Work to complete: Write out each line beneath this one exactly as it reads.

Material for this task:

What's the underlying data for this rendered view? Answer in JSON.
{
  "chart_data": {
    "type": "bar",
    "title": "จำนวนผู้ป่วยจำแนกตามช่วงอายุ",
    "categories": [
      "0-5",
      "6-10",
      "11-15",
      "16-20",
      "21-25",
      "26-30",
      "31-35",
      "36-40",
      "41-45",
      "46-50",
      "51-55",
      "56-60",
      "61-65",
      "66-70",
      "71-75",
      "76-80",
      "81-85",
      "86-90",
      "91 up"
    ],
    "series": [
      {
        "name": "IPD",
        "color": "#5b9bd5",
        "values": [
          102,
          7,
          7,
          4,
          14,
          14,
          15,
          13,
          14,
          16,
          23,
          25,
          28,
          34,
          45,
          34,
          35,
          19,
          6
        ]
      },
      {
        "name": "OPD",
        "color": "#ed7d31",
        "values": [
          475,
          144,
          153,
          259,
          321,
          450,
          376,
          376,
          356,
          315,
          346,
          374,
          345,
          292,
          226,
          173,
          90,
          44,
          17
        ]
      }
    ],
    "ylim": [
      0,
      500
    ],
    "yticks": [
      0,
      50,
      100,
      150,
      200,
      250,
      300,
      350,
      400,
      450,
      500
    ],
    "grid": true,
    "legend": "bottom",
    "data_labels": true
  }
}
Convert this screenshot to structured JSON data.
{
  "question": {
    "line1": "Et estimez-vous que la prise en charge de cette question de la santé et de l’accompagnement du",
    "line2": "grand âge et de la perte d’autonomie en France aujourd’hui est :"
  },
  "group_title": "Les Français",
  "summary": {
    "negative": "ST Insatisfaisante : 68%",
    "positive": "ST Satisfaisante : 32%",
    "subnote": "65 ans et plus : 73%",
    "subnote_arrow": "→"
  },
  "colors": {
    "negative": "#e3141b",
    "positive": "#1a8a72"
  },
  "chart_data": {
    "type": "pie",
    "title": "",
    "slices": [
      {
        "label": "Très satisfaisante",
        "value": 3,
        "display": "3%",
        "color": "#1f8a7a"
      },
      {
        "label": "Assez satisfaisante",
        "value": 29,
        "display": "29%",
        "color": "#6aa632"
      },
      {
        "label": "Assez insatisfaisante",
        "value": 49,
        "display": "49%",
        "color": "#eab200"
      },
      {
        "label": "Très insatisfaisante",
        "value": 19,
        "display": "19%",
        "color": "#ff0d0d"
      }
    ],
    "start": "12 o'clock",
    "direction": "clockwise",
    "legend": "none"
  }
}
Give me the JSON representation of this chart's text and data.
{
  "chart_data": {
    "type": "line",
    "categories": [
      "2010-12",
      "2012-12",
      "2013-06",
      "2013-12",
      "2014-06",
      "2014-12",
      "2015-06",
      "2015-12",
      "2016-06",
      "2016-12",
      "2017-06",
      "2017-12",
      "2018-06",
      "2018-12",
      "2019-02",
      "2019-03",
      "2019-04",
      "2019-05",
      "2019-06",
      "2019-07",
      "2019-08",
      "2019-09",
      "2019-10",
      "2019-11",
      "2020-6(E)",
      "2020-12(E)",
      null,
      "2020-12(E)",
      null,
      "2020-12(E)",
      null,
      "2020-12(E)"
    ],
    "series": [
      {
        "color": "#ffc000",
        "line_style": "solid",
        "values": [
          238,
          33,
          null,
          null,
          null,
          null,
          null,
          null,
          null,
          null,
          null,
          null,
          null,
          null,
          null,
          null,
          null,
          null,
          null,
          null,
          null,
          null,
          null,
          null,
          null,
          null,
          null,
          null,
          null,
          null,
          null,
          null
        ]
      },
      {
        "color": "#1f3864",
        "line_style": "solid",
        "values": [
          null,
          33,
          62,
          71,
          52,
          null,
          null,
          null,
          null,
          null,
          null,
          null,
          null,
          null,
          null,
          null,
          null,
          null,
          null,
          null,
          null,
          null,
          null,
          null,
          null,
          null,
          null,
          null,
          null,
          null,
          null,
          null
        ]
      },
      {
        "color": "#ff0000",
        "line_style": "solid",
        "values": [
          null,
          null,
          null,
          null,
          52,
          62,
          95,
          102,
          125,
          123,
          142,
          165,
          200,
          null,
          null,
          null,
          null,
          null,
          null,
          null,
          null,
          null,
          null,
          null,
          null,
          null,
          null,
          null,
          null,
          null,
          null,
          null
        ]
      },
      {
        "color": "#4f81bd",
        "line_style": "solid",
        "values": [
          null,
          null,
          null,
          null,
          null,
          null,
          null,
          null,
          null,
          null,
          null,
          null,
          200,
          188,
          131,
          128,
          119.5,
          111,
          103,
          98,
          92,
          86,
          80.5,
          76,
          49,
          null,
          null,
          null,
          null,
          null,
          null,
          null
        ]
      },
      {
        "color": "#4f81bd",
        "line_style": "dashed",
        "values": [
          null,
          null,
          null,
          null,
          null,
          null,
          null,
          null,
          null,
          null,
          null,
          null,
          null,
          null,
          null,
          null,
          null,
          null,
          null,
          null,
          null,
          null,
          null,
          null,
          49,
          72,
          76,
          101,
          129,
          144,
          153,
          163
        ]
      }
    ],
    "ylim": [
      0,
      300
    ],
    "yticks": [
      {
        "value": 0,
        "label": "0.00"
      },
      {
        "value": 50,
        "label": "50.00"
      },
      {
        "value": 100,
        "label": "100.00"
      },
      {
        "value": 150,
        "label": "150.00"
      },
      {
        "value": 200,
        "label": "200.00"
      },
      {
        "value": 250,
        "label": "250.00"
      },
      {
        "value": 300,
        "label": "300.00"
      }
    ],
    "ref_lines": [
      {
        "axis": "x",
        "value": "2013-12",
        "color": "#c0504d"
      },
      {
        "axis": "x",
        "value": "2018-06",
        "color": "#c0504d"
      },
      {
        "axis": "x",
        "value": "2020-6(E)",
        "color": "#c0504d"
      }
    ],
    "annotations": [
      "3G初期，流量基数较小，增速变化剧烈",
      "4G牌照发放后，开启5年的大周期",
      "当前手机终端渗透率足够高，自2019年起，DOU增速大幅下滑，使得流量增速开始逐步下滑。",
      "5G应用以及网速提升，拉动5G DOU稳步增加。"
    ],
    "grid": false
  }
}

Problem solution:
What's the underlying data for this rendered view? Answer in JSON.
{
  "chart_data": {
    "type": "bar",
    "title": "จำนวนผู้ป่วยจำแนกตามช่วงอายุ",
    "categories": [
      "0-5",
      "6-10",
      "11-15",
      "16-20",
      "21-25",
      "26-30",
      "31-35",
      "36-40",
      "41-45",
      "46-50",
      "51-55",
      "56-60",
      "61-65",
      "66-70",
      "71-75",
      "76-80",
      "81-85",
      "86-90",
      "91 up"
    ],
    "series": [
      {
        "name": "IPD",
        "color": "#5b9bd5",
        "values": [
          102,
          7,
          7,
          4,
          14,
          14,
          15,
          13,
          14,
          16,
          23,
          25,
          28,
          34,
          45,
          34,
          35,
          19,
          6
        ]
      },
      {
        "name": "OPD",
        "color": "#ed7d31",
        "values": [
          475,
          144,
          153,
          259,
          321,
          450,
          376,
          376,
          356,
          315,
          346,
          374,
          345,
          292,
          226,
          173,
          90,
          44,
          17
        ]
      }
    ],
    "ylim": [
      0,
      500
    ],
    "yticks": [
      0,
      50,
      100,
      150,
      200,
      250,
      300,
      350,
      400,
      450,
      500
    ],
    "grid": true,
    "legend": "bottom",
    "data_labels": true
  }
}
Convert this screenshot to structured JSON data.
{
  "question": {
    "line1": "Et estimez-vous que la prise en charge de cette question de la santé et de l’accompagnement du",
    "line2": "grand âge et de la perte d’autonomie en France aujourd’hui est :"
  },
  "group_title": "Les Français",
  "summary": {
    "negative": "ST Insatisfaisante : 68%",
    "positive": "ST Satisfaisante : 32%",
    "subnote": "65 ans et plus : 73%",
    "subnote_arrow": "→"
  },
  "colors": {
    "negative": "#e3141b",
    "positive": "#1a8a72"
  },
  "chart_data": {
    "type": "pie",
    "title": "",
    "slices": [
      {
        "label": "Très satisfaisante",
        "value": 3,
        "display": "3%",
        "color": "#1f8a7a"
      },
      {
        "label": "Assez satisfaisante",
        "value": 29,
        "display": "29%",
        "color": "#6aa632"
      },
      {
        "label": "Assez insatisfaisante",
        "value": 49,
        "display": "49%",
        "color": "#eab200"
      },
      {
        "label": "Très insatisfaisante",
        "value": 19,
        "display": "19%",
        "color": "#ff0d0d"
      }
    ],
    "start": "12 o'clock",
    "direction": "clockwise",
    "legend": "none"
  }
}
Give me the JSON representation of this chart's text and data.
{
  "chart_data": {
    "type": "line",
    "categories": [
      "2010-12",
      "2012-12",
      "2013-06",
      "2013-12",
      "2014-06",
      "2014-12",
      "2015-06",
      "2015-12",
      "2016-06",
      "2016-12",
      "2017-06",
      "2017-12",
      "2018-06",
      "2018-12",
      "2019-02",
      "2019-03",
      "2019-04",
      "2019-05",
      "2019-06",
      "2019-07",
      "2019-08",
      "2019-09",
      "2019-10",
      "2019-11",
      "2020-6(E)",
      "2020-12(E)",
      null,
      "2020-12(E)",
      null,
      "2020-12(E)",
      null,
      "2020-12(E)"
    ],
    "series": [
      {
        "color": "#ffc000",
        "line_style": "solid",
        "values": [
          238,
          33,
          null,
          null,
          null,
          null,
          null,
          null,
          null,
          null,
          null,
          null,
          null,
          null,
          null,
          null,
          null,
          null,
          null,
          null,
          null,
          null,
          null,
          null,
          null,
          null,
          null,
          null,
          null,
          null,
          null,
          null
        ]
      },
      {
        "color": "#1f3864",
        "line_style": "solid",
        "values": [
          null,
          33,
          62,
          71,
          52,
          null,
          null,
          null,
          null,
          null,
          null,
          null,
          null,
          null,
          null,
          null,
          null,
          null,
          null,
          null,
          null,
          null,
          null,
          null,
          null,
          null,
          null,
          null,
          null,
          null,
          null,
          null
        ]
      },
      {
        "color": "#ff0000",
        "line_style": "solid",
        "values": [
          null,
          null,
          null,
          null,
          52,
          62,
          95,
          102,
          125,
          123,
          142,
          165,
          200,
          null,
          null,
          null,
          null,
          null,
          null,
          null,
          null,
          null,
          null,
          null,
          null,
          null,
          null,
          null,
          null,
          null,
          null,
          null
        ]
      },
      {
        "color": "#4f81bd",
        "line_style": "solid",
        "values": [
          null,
          null,
          null,
          null,
          null,
          null,
          null,
          null,
          null,
          null,
          null,
          null,
          200,
          188,
          131,
          128,
          119.5,
          111,
          103,
          98,
          92,
          86,
          80.5,
          76,
          49,
          null,
          null,
          null,
          null,
          null,
          null,
          null
        ]
      },
      {
        "color": "#4f81bd",
        "line_style": "dashed",
        "values": [
          null,
          null,
          null,
          null,
          null,
          null,
          null,
          null,
          null,
          null,
          null,
          null,
          null,
          null,
          null,
          null,
          null,
          null,
          null,
          null,
          null,
          null,
          null,
          null,
          49,
          72,
          76,
          101,
          129,
          144,
          153,
          163
        ]
      }
    ],
    "ylim": [
      0,
      300
    ],
    "yticks": [
      {
        "value": 0,
        "label": "0.00"
      },
      {
        "value": 50,
        "label": "50.00"
      },
      {
        "value": 100,
        "label": "100.00"
      },
      {
        "value": 150,
        "label": "150.00"
      },
      {
        "value": 200,
        "label": "200.00"
      },
      {
        "value": 250,
        "label": "250.00"
      },
      {
        "value": 300,
        "label": "300.00"
      }
    ],
    "ref_lines": [
      {
        "axis": "x",
        "value": "2013-12",
        "color": "#c0504d"
      },
      {
        "axis": "x",
        "value": "2018-06",
        "color": "#c0504d"
      },
      {
        "axis": "x",
        "value": "2020-6(E)",
        "color": "#c0504d"
      }
    ],
    "annotations": [
      "3G初期，流量基数较小，增速变化剧烈",
      "4G牌照发放后，开启5年的大周期",
      "当前手机终端渗透率足够高，自2019年起，DOU增速大幅下滑，使得流量增速开始逐步下滑。",
      "5G应用以及网速提升，拉动5G DOU稳步增加。"
    ],
    "grid": false
  }
}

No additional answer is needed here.